▸ **Objective**:
What is needed here is an exact copy of every entry.

▸ **Provided entries**:
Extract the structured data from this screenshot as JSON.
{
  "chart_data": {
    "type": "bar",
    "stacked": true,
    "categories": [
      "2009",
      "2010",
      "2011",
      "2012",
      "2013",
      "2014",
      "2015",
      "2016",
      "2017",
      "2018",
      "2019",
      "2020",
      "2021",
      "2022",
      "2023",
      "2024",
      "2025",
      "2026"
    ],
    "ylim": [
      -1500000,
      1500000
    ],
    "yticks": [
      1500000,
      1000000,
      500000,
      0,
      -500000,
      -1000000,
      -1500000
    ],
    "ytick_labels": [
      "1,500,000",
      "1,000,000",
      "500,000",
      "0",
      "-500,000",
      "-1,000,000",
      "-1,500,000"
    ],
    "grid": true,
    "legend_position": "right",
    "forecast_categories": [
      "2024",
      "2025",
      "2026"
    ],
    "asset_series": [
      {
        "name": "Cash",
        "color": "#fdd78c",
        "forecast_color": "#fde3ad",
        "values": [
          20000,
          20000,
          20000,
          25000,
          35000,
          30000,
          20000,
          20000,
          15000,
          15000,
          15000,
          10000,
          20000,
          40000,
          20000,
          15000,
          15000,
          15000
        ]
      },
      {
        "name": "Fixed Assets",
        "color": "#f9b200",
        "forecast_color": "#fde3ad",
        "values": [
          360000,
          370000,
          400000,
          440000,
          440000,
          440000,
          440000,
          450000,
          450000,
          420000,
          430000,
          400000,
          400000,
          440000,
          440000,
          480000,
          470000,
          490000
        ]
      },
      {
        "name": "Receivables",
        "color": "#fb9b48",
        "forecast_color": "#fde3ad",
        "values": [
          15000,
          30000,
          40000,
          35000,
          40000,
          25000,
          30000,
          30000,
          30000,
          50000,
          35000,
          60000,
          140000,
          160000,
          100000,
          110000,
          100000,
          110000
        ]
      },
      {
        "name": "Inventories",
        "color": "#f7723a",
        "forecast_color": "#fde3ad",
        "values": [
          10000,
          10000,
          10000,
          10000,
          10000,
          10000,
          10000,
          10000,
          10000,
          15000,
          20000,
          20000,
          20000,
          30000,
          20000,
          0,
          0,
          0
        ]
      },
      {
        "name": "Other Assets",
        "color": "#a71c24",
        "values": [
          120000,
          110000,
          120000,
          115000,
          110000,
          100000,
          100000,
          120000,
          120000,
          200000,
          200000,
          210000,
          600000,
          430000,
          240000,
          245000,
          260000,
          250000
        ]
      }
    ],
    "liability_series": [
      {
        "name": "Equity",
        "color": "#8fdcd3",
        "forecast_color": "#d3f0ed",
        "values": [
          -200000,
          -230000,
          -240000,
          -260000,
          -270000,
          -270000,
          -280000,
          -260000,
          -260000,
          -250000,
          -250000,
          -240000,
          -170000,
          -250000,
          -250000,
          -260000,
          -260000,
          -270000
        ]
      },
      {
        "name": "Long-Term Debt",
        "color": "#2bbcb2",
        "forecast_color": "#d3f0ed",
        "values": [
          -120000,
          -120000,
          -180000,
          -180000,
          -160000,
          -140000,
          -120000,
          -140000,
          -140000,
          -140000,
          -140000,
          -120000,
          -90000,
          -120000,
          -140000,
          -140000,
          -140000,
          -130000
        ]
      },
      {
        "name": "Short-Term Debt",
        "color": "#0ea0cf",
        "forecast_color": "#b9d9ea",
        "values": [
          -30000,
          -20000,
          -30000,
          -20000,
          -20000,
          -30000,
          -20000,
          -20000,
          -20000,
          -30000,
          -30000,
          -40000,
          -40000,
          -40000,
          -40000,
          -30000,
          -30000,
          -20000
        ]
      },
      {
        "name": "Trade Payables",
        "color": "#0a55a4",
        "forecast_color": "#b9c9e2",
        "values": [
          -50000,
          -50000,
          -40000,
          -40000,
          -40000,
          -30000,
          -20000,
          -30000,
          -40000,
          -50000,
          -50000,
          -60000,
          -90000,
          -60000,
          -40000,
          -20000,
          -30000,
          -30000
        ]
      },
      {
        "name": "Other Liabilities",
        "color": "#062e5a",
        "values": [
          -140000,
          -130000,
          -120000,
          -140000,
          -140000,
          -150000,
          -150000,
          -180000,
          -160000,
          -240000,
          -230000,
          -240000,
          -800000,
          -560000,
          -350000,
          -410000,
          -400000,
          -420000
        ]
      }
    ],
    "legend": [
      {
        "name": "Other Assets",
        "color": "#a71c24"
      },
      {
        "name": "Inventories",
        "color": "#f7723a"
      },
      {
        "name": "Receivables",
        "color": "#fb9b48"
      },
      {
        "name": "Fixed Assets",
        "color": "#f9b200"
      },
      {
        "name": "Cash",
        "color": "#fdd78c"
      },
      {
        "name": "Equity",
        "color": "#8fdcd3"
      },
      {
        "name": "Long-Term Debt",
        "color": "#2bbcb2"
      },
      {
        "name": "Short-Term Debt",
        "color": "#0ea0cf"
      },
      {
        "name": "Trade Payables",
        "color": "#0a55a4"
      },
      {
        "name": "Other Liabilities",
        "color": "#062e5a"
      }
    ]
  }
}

▸ **Task output**:
Extract the structured data from this screenshot as JSON.
{
  "chart_data": {
    "type": "bar",
    "stacked": true,
    "categories": [
      "2009",
      "2010",
      "2011",
      "2012",
      "2013",
      "2014",
      "2015",
      "2016",
      "2017",
      "2018",
      "2019",
      "2020",
      "2021",
      "2022",
      "2023",
      "2024",
      "2025",
      "2026"
    ],
    "ylim": [
      -1500000,
      1500000
    ],
    "yticks": [
      1500000,
      1000000,
      500000,
      0,
      -500000,
      -1000000,
      -1500000
    ],
    "ytick_labels": [
      "1,500,000",
      "1,000,000",
      "500,000",
      "0",
      "-500,000",
      "-1,000,000",
      "-1,500,000"
    ],
    "grid": true,
    "legend_position": "right",
    "forecast_categories": [
      "2024",
      "2025",
      "2026"
    ],
    "asset_series": [
      {
        "name": "Cash",
        "color": "#fdd78c",
        "forecast_color": "#fde3ad",
        "values": [
          20000,
          20000,
          20000,
          25000,
          35000,
          30000,
          20000,
          20000,
          15000,
          15000,
          15000,
          10000,
          20000,
          40000,
          20000,
          15000,
          15000,
          15000
        ]
      },
      {
        "name": "Fixed Assets",
        "color": "#f9b200",
        "forecast_color": "#fde3ad",
        "values": [
          360000,
          370000,
          400000,
          440000,
          440000,
          440000,
          440000,
          450000,
          450000,
          420000,
          430000,
          400000,
          400000,
          440000,
          440000,
          480000,
          470000,
          490000
        ]
      },
      {
        "name": "Receivables",
        "color": "#fb9b48",
        "forecast_color": "#fde3ad",
        "values": [
          15000,
          30000,
          40000,
          35000,
          40000,
          25000,
          30000,
          30000,
          30000,
          50000,
          35000,
          60000,
          140000,
          160000,
          100000,
          110000,
          100000,
          110000
        ]
      },
      {
        "name": "Inventories",
        "color": "#f7723a",
        "forecast_color": "#fde3ad",
        "values": [
          10000,
          10000,
          10000,
          10000,
          10000,
          10000,
          10000,
          10000,
          10000,
          15000,
          20000,
          20000,
          20000,
          30000,
          20000,
          0,
          0,
          0
        ]
      },
      {
        "name": "Other Assets",
        "color": "#a71c24",
        "values": [
          120000,
          110000,
          120000,
          115000,
          110000,
          100000,
          100000,
          120000,
          120000,
          200000,
          200000,
          210000,
          600000,
          430000,
          240000,
          245000,
          260000,
          250000
        ]
      }
    ],
    "liability_series": [
      {
        "name": "Equity",
        "color": "#8fdcd3",
        "forecast_color": "#d3f0ed",
        "values": [
          -200000,
          -230000,
          -240000,
          -260000,
          -270000,
          -270000,
          -280000,
          -260000,
          -260000,
          -250000,
          -250000,
          -240000,
          -170000,
          -250000,
          -250000,
          -260000,
          -260000,
          -270000
        ]
      },
      {
        "name": "Long-Term Debt",
        "color": "#2bbcb2",
        "forecast_color": "#d3f0ed",
        "values": [
          -120000,
          -120000,
          -180000,
          -180000,
          -160000,
          -140000,
          -120000,
          -140000,
          -140000,
          -140000,
          -140000,
          -120000,
          -90000,
          -120000,
          -140000,
          -140000,
          -140000,
          -130000
        ]
      },
      {
        "name": "Short-Term Debt",
        "color": "#0ea0cf",
        "forecast_color": "#b9d9ea",
        "values": [
          -30000,
          -20000,
          -30000,
          -20000,
          -20000,
          -30000,
          -20000,
          -20000,
          -20000,
          -30000,
          -30000,
          -40000,
          -40000,
          -40000,
          -40000,
          -30000,
          -30000,
          -20000
        ]
      },
      {
        "name": "Trade Payables",
        "color": "#0a55a4",
        "forecast_color": "#b9c9e2",
        "values": [
          -50000,
          -50000,
          -40000,
          -40000,
          -40000,
          -30000,
          -20000,
          -30000,
          -40000,
          -50000,
          -50000,
          -60000,
          -90000,
          -60000,
          -40000,
          -20000,
          -30000,
          -30000
        ]
      },
      {
        "name": "Other Liabilities",
        "color": "#062e5a",
        "values": [
          -140000,
          -130000,
          -120000,
          -140000,
          -140000,
          -150000,
          -150000,
          -180000,
          -160000,
          -240000,
          -230000,
          -240000,
          -800000,
          -560000,
          -350000,
          -410000,
          -400000,
          -420000
        ]
      }
    ],
    "legend": [
      {
        "name": "Other Assets",
        "color": "#a71c24"
      },
      {
        "name": "Inventories",
        "color": "#f7723a"
      },
      {
        "name": "Receivables",
        "color": "#fb9b48"
      },
      {
        "name": "Fixed Assets",
        "color": "#f9b200"
      },
      {
        "name": "Cash",
        "color": "#fdd78c"
      },
      {
        "name": "Equity",
        "color": "#8fdcd3"
      },
      {
        "name": "Long-Term Debt",
        "color": "#2bbcb2"
      },
      {
        "name": "Short-Term Debt",
        "color": "#0ea0cf"
      },
      {
        "name": "Trade Payables",
        "color": "#0a55a4"
      },
      {
        "name": "Other Liabilities",
        "color": "#062e5a"
      }
    ]
  }
}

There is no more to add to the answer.